YOUR INSTRUCTIONS » Locate each line in the entries below that contains the string "options" and copy it out. Case counts.

EXERCISE INPUT »

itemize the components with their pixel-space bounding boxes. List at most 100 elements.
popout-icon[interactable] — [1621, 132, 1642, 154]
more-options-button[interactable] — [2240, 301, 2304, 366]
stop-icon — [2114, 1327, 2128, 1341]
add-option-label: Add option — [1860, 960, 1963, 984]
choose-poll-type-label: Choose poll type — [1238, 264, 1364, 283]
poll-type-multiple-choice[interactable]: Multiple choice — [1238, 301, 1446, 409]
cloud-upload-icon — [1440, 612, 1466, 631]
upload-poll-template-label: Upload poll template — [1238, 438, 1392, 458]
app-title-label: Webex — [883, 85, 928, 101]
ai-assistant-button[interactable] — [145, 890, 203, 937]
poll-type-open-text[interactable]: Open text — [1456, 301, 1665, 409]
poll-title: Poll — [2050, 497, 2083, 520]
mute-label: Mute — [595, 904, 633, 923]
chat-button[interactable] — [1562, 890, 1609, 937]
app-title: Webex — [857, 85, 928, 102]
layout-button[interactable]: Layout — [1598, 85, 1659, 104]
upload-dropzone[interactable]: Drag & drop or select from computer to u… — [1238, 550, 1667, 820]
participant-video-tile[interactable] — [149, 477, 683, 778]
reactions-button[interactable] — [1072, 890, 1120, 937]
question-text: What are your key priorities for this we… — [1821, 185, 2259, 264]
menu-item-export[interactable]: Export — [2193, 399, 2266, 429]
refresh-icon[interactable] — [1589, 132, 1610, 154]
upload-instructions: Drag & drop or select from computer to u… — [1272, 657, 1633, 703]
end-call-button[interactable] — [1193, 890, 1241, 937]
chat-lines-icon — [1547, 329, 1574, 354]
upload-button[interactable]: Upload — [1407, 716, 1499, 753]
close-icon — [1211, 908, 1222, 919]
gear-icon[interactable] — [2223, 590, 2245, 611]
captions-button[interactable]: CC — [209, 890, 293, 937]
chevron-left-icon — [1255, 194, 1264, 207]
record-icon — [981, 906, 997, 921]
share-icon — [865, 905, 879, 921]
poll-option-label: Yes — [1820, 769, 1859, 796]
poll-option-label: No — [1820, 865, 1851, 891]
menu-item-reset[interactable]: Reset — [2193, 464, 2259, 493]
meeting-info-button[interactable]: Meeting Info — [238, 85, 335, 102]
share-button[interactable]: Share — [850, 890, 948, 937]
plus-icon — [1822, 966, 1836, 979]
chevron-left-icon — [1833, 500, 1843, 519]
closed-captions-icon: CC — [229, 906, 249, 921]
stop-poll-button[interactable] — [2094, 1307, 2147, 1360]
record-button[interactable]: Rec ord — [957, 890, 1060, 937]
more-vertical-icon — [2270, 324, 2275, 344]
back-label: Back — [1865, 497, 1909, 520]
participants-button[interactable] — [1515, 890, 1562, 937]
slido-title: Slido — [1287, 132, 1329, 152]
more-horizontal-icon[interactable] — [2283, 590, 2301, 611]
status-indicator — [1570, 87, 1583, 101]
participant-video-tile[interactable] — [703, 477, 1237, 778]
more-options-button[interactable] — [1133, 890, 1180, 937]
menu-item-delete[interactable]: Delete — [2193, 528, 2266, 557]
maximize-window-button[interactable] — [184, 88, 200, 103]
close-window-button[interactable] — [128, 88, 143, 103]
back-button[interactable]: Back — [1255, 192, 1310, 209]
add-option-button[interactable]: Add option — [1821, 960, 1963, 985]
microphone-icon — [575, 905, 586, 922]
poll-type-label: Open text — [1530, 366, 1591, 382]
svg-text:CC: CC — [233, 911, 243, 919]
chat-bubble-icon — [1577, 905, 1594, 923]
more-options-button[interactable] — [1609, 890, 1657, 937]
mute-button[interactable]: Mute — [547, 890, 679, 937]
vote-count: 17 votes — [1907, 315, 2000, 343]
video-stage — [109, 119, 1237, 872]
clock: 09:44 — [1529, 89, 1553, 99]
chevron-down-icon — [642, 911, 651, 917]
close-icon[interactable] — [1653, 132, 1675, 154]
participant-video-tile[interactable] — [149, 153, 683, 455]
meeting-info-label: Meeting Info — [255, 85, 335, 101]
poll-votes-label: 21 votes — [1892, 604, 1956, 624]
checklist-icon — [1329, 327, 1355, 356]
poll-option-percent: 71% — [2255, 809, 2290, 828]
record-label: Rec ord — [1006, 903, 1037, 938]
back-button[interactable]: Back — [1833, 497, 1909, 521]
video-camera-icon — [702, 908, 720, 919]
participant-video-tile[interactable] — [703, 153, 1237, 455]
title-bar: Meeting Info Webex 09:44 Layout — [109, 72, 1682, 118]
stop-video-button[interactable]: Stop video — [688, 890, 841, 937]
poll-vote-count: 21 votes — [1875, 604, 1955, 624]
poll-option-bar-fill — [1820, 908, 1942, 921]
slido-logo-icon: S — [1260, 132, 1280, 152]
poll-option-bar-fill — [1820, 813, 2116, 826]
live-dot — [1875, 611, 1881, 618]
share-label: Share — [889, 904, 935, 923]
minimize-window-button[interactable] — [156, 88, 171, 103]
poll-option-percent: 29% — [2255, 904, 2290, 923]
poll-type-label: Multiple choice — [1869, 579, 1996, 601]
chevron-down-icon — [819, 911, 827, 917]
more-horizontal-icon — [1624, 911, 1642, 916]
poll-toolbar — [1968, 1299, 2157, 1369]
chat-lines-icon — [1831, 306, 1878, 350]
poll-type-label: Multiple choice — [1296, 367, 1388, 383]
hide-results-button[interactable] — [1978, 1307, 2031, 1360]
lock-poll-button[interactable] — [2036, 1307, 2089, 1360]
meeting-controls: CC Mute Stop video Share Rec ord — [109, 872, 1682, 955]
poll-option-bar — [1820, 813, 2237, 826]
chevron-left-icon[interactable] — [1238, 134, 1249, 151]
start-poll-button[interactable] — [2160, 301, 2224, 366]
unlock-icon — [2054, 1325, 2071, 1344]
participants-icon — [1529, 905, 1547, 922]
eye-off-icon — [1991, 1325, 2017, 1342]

SOLUTION »
more-options-button[interactable] — [2240, 301, 2304, 366]
more-options-button[interactable] — [1133, 890, 1180, 937]
more-options-button[interactable] — [1609, 890, 1657, 937]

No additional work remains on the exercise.